Stated problem -
Copy out all the records exactly.

======== Data in this exercise ========

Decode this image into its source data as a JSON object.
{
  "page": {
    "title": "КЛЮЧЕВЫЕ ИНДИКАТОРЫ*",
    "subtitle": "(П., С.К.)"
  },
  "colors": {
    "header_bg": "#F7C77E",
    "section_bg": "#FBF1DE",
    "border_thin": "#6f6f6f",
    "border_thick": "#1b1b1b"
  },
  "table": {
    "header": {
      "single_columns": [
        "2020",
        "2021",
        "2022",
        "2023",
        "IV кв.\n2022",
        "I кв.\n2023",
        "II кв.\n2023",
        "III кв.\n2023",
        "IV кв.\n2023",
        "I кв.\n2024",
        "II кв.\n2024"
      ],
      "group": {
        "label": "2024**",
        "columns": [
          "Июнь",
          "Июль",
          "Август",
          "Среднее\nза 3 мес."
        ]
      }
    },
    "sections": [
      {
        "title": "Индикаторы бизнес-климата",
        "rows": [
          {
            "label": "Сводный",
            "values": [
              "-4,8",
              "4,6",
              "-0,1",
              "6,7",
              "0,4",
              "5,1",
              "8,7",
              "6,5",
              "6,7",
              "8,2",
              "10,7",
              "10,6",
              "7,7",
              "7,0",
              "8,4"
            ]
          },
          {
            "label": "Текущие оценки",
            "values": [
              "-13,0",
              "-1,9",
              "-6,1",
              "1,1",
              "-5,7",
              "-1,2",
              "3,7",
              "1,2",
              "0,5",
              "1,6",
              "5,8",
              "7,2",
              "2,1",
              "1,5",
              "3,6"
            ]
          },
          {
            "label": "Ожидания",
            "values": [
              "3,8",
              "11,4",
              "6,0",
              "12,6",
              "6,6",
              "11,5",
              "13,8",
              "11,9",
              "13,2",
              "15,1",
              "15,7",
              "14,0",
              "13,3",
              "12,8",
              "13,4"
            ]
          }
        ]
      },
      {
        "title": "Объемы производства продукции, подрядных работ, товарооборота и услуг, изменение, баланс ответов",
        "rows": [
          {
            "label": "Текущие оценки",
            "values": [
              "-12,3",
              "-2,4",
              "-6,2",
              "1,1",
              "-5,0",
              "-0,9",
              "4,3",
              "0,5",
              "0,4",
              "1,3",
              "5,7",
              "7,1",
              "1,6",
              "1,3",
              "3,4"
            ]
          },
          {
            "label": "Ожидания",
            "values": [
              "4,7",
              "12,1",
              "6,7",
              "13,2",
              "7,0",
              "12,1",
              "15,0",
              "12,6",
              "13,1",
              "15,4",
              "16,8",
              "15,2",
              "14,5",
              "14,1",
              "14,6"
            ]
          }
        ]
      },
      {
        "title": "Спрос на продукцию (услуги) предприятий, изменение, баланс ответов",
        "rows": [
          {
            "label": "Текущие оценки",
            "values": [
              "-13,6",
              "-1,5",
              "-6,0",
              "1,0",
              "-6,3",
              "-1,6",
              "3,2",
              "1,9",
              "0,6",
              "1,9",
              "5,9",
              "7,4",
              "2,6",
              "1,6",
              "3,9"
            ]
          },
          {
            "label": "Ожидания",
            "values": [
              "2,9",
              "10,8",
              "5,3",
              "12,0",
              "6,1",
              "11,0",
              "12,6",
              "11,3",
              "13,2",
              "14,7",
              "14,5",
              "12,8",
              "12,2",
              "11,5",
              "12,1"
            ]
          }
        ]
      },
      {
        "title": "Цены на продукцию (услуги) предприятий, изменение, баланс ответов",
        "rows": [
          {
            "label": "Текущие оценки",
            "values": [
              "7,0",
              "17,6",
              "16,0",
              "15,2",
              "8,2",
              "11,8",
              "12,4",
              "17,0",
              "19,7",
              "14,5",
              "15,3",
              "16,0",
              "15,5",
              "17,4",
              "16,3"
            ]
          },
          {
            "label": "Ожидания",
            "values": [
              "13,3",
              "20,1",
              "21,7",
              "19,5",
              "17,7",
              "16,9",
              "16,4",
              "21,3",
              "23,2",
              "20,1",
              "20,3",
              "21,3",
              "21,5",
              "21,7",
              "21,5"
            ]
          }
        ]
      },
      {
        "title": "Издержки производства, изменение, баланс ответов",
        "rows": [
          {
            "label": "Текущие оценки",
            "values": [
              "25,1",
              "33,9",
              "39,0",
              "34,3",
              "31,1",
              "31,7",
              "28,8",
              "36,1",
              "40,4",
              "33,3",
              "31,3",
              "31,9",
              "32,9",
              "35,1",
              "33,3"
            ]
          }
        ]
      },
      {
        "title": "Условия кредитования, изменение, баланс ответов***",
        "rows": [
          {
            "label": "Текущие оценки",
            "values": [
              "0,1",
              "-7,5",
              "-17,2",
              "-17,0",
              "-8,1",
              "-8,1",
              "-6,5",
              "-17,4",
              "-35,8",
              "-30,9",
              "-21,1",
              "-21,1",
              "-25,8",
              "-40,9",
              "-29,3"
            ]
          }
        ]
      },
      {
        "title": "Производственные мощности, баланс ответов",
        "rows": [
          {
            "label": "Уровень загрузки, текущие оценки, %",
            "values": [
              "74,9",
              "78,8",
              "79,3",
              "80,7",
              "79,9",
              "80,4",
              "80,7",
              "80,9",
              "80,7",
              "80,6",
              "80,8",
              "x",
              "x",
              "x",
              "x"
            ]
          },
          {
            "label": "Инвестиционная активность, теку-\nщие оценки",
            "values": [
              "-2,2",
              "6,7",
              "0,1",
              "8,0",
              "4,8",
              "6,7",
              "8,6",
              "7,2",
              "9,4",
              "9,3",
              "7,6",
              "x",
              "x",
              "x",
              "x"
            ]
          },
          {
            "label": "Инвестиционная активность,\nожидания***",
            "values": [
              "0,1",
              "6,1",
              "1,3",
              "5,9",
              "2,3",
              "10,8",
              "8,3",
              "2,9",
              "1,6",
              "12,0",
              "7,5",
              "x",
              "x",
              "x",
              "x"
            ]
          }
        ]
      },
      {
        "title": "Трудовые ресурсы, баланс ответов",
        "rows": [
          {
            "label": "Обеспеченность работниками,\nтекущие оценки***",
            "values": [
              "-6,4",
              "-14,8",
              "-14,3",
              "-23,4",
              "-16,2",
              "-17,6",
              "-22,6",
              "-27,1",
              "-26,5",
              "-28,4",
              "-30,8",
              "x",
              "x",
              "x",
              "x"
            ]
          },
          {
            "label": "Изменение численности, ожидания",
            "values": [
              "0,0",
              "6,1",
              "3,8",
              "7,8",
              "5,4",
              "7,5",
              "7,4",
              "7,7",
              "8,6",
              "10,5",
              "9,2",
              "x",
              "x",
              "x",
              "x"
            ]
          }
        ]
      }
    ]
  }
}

========

Reply -
Decode this image into its source data as a JSON object.
{
  "page": {
    "title": "КЛЮЧЕВЫЕ ИНДИКАТОРЫ*",
    "subtitle": "(П., С.К.)"
  },
  "colors": {
    "header_bg": "#F7C77E",
    "section_bg": "#FBF1DE",
    "border_thin": "#6f6f6f",
    "border_thick": "#1b1b1b"
  },
  "table": {
    "header": {
      "single_columns": [
        "2020",
        "2021",
        "2022",
        "2023",
        "IV кв.\n2022",
        "I кв.\n2023",
        "II кв.\n2023",
        "III кв.\n2023",
        "IV кв.\n2023",
        "I кв.\n2024",
        "II кв.\n2024"
      ],
      "group": {
        "label": "2024**",
        "columns": [
          "Июнь",
          "Июль",
          "Август",
          "Среднее\nза 3 мес."
        ]
      }
    },
    "sections": [
      {
        "title": "Индикаторы бизнес-климата",
        "rows": [
          {
            "label": "Сводный",
            "values": [
              "-4,8",
              "4,6",
              "-0,1",
              "6,7",
              "0,4",
              "5,1",
              "8,7",
              "6,5",
              "6,7",
              "8,2",
              "10,7",
              "10,6",
              "7,7",
              "7,0",
              "8,4"
            ]
          },
          {
            "label": "Текущие оценки",
            "values": [
              "-13,0",
              "-1,9",
              "-6,1",
              "1,1",
              "-5,7",
              "-1,2",
              "3,7",
              "1,2",
              "0,5",
              "1,6",
              "5,8",
              "7,2",
              "2,1",
              "1,5",
              "3,6"
            ]
          },
          {
            "label": "Ожидания",
            "values": [
              "3,8",
              "11,4",
              "6,0",
              "12,6",
              "6,6",
              "11,5",
              "13,8",
              "11,9",
              "13,2",
              "15,1",
              "15,7",
              "14,0",
              "13,3",
              "12,8",
              "13,4"
            ]
          }
        ]
      },
      {
        "title": "Объемы производства продукции, подрядных работ, товарооборота и услуг, изменение, баланс ответов",
        "rows": [
          {
            "label": "Текущие оценки",
            "values": [
              "-12,3",
              "-2,4",
              "-6,2",
              "1,1",
              "-5,0",
              "-0,9",
              "4,3",
              "0,5",
              "0,4",
              "1,3",
              "5,7",
              "7,1",
              "1,6",
              "1,3",
              "3,4"
            ]
          },
          {
            "label": "Ожидания",
            "values": [
              "4,7",
              "12,1",
              "6,7",
              "13,2",
              "7,0",
              "12,1",
              "15,0",
              "12,6",
              "13,1",
              "15,4",
              "16,8",
              "15,2",
              "14,5",
              "14,1",
              "14,6"
            ]
          }
        ]
      },
      {
        "title": "Спрос на продукцию (услуги) предприятий, изменение, баланс ответов",
        "rows": [
          {
            "label": "Текущие оценки",
            "values": [
              "-13,6",
              "-1,5",
              "-6,0",
              "1,0",
              "-6,3",
              "-1,6",
              "3,2",
              "1,9",
              "0,6",
              "1,9",
              "5,9",
              "7,4",
              "2,6",
              "1,6",
              "3,9"
            ]
          },
          {
            "label": "Ожидания",
            "values": [
              "2,9",
              "10,8",
              "5,3",
              "12,0",
              "6,1",
              "11,0",
              "12,6",
              "11,3",
              "13,2",
              "14,7",
              "14,5",
              "12,8",
              "12,2",
              "11,5",
              "12,1"
            ]
          }
        ]
      },
      {
        "title": "Цены на продукцию (услуги) предприятий, изменение, баланс ответов",
        "rows": [
          {
            "label": "Текущие оценки",
            "values": [
              "7,0",
              "17,6",
              "16,0",
              "15,2",
              "8,2",
              "11,8",
              "12,4",
              "17,0",
              "19,7",
              "14,5",
              "15,3",
              "16,0",
              "15,5",
              "17,4",
              "16,3"
            ]
          },
          {
            "label": "Ожидания",
            "values": [
              "13,3",
              "20,1",
              "21,7",
              "19,5",
              "17,7",
              "16,9",
              "16,4",
              "21,3",
              "23,2",
              "20,1",
              "20,3",
              "21,3",
              "21,5",
              "21,7",
              "21,5"
            ]
          }
        ]
      },
      {
        "title": "Издержки производства, изменение, баланс ответов",
        "rows": [
          {
            "label": "Текущие оценки",
            "values": [
              "25,1",
              "33,9",
              "39,0",
              "34,3",
              "31,1",
              "31,7",
              "28,8",
              "36,1",
              "40,4",
              "33,3",
              "31,3",
              "31,9",
              "32,9",
              "35,1",
              "33,3"
            ]
          }
        ]
      },
      {
        "title": "Условия кредитования, изменение, баланс ответов***",
        "rows": [
          {
            "label": "Текущие оценки",
            "values": [
              "0,1",
              "-7,5",
              "-17,2",
              "-17,0",
              "-8,1",
              "-8,1",
              "-6,5",
              "-17,4",
              "-35,8",
              "-30,9",
              "-21,1",
              "-21,1",
              "-25,8",
              "-40,9",
              "-29,3"
            ]
          }
        ]
      },
      {
        "title": "Производственные мощности, баланс ответов",
        "rows": [
          {
            "label": "Уровень загрузки, текущие оценки, %",
            "values": [
              "74,9",
              "78,8",
              "79,3",
              "80,7",
              "79,9",
              "80,4",
              "80,7",
              "80,9",
              "80,7",
              "80,6",
              "80,8",
              "x",
              "x",
              "x",
              "x"
            ]
          },
          {
            "label": "Инвестиционная активность, теку-\nщие оценки",
            "values": [
              "-2,2",
              "6,7",
              "0,1",
              "8,0",
              "4,8",
              "6,7",
              "8,6",
              "7,2",
              "9,4",
              "9,3",
              "7,6",
              "x",
              "x",
              "x",
              "x"
            ]
          },
          {
            "label": "Инвестиционная активность,\nожидания***",
            "values": [
              "0,1",
              "6,1",
              "1,3",
              "5,9",
              "2,3",
              "10,8",
              "8,3",
              "2,9",
              "1,6",
              "12,0",
              "7,5",
              "x",
              "x",
              "x",
              "x"
            ]
          }
        ]
      },
      {
        "title": "Трудовые ресурсы, баланс ответов",
        "rows": [
          {
            "label": "Обеспеченность работниками,\nтекущие оценки***",
            "values": [
              "-6,4",
              "-14,8",
              "-14,3",
              "-23,4",
              "-16,2",
              "-17,6",
              "-22,6",
              "-27,1",
              "-26,5",
              "-28,4",
              "-30,8",
              "x",
              "x",
              "x",
              "x"
            ]
          },
          {
            "label": "Изменение численности, ожидания",
            "values": [
              "0,0",
              "6,1",
              "3,8",
              "7,8",
              "5,4",
              "7,5",
              "7,4",
              "7,7",
              "8,6",
              "10,5",
              "9,2",
              "x",
              "x",
              "x",
              "x"
            ]
          }
        ]
      }
    ]
  }
}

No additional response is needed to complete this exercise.